* _STORED RECORDS_
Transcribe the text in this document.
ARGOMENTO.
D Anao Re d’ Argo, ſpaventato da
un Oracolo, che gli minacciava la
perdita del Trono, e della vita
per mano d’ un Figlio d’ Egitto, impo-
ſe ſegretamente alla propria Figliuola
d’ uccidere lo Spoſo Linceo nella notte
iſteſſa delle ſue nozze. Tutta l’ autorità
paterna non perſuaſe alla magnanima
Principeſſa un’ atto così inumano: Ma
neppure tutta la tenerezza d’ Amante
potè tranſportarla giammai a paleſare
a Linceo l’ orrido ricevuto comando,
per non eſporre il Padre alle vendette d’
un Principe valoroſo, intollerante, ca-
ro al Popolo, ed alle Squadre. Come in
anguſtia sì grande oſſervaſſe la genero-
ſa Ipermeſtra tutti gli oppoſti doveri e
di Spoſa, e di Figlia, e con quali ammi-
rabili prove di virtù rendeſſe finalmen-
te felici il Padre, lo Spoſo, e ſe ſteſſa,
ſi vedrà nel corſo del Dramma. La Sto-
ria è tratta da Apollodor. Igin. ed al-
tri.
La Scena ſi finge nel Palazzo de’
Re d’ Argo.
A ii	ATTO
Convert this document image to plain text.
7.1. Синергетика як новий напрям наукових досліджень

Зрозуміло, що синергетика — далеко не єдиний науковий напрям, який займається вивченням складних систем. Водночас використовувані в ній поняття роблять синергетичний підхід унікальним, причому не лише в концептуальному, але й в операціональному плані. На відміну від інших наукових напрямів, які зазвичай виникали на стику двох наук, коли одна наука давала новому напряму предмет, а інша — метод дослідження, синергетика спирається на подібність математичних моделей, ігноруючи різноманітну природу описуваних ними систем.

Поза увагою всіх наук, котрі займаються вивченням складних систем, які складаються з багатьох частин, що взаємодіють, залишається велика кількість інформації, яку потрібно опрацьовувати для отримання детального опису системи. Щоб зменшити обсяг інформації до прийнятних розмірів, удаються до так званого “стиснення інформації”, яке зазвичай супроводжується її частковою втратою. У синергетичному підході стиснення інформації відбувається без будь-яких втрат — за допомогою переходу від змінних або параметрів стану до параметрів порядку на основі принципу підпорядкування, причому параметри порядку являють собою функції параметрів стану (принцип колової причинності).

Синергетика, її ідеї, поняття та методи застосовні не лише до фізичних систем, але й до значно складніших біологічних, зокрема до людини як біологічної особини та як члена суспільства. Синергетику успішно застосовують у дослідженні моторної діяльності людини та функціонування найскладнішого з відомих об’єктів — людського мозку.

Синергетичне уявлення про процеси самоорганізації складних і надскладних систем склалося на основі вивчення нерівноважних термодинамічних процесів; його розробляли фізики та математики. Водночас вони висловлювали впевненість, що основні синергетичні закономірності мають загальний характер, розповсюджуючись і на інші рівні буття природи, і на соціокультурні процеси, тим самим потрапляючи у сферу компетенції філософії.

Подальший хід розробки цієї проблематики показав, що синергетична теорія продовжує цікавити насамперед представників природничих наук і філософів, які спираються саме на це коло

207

* _DO THIS_
Output all of the data again, exactly.

* _THE OUTPUT_
Transcribe the text in this document.
ARGOMENTO.
D Anao Re d’ Argo, ſpaventato da
un Oracolo, che gli minacciava la
perdita del Trono, e della vita
per mano d’ un Figlio d’ Egitto, impo-
ſe ſegretamente alla propria Figliuola
d’ uccidere lo Spoſo Linceo nella notte
iſteſſa delle ſue nozze. Tutta l’ autorità
paterna non perſuaſe alla magnanima
Principeſſa un’ atto così inumano: Ma
neppure tutta la tenerezza d’ Amante
potè tranſportarla giammai a paleſare
a Linceo l’ orrido ricevuto comando,
per non eſporre il Padre alle vendette d’
un Principe valoroſo, intollerante, ca-
ro al Popolo, ed alle Squadre. Come in
anguſtia sì grande oſſervaſſe la genero-
ſa Ipermeſtra tutti gli oppoſti doveri e
di Spoſa, e di Figlia, e con quali ammi-
rabili prove di virtù rendeſſe finalmen-
te felici il Padre, lo Spoſo, e ſe ſteſſa,
ſi vedrà nel corſo del Dramma. La Sto-
ria è tratta da Apollodor. Igin. ed al-
tri.
La Scena ſi finge nel Palazzo de’
Re d’ Argo.
A ii	ATTO
Convert this document image to plain text.
7.1. Синергетика як новий напрям наукових досліджень

Зрозуміло, що синергетика — далеко не єдиний науковий напрям, який займається вивченням складних систем. Водночас використовувані в ній поняття роблять синергетичний підхід унікальним, причому не лише в концептуальному, але й в операціональному плані. На відміну від інших наукових напрямів, які зазвичай виникали на стику двох наук, коли одна наука давала новому напряму предмет, а інша — метод дослідження, синергетика спирається на подібність математичних моделей, ігноруючи різноманітну природу описуваних ними систем.

Поза увагою всіх наук, котрі займаються вивченням складних систем, які складаються з багатьох частин, що взаємодіють, залишається велика кількість інформації, яку потрібно опрацьовувати для отримання детального опису системи. Щоб зменшити обсяг інформації до прийнятних розмірів, удаються до так званого “стиснення інформації”, яке зазвичай супроводжується її частковою втратою. У синергетичному підході стиснення інформації відбувається без будь-яких втрат — за допомогою переходу від змінних або параметрів стану до параметрів порядку на основі принципу підпорядкування, причому параметри порядку являють собою функції параметрів стану (принцип колової причинності).

Синергетика, її ідеї, поняття та методи застосовні не лише до фізичних систем, але й до значно складніших біологічних, зокрема до людини як біологічної особини та як члена суспільства. Синергетику успішно застосовують у дослідженні моторної діяльності людини та функціонування найскладнішого з відомих об’єктів — людського мозку.

Синергетичне уявлення про процеси самоорганізації складних і надскладних систем склалося на основі вивчення нерівноважних термодинамічних процесів; його розробляли фізики та математики. Водночас вони висловлювали впевненість, що основні синергетичні закономірності мають загальний характер, розповсюджуючись і на інші рівні буття природи, і на соціокультурні процеси, тим самим потрапляючи у сферу компетенції філософії.

Подальший хід розробки цієї проблематики показав, що синергетична теорія продовжує цікавити насамперед представників природничих наук і філософів, які спираються саме на це коло

207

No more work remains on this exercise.